Goal
Repeat the listing word for word. No pictures belong in the copy.

(Records about charts and figures)
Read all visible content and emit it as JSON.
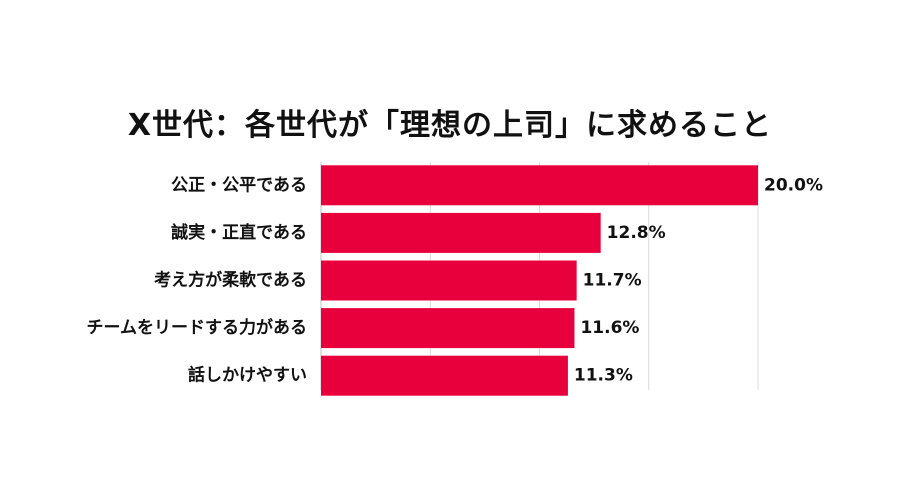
{
  "chart_data": {
    "type": "bar",
    "orientation": "horizontal",
    "title": "X世代：各世代が「理想の上司」に求めること",
    "categories": [
      "公正・公平である",
      "誠実・正直である",
      "考え方が柔軟である",
      "チームをリードする力がある",
      "話しかけやすい"
    ],
    "values": [
      20.0,
      12.8,
      11.7,
      11.6,
      11.3
    ],
    "value_labels": [
      "20.0%",
      "12.8%",
      "11.7%",
      "11.6%",
      "11.3%"
    ],
    "xlim": [
      0,
      20
    ],
    "grid": true,
    "bar_color": "#e8003d"
  }
}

Result of this task
Read all visible content and emit it as JSON.
{
  "chart_data": {
    "type": "bar",
    "orientation": "horizontal",
    "title": "X世代：各世代が「理想の上司」に求めること",
    "categories": [
      "公正・公平である",
      "誠実・正直である",
      "考え方が柔軟である",
      "チームをリードする力がある",
      "話しかけやすい"
    ],
    "values": [
      20.0,
      12.8,
      11.7,
      11.6,
      11.3
    ],
    "value_labels": [
      "20.0%",
      "12.8%",
      "11.7%",
      "11.6%",
      "11.3%"
    ],
    "xlim": [
      0,
      20
    ],
    "grid": true,
    "bar_color": "#e8003d"
  }
}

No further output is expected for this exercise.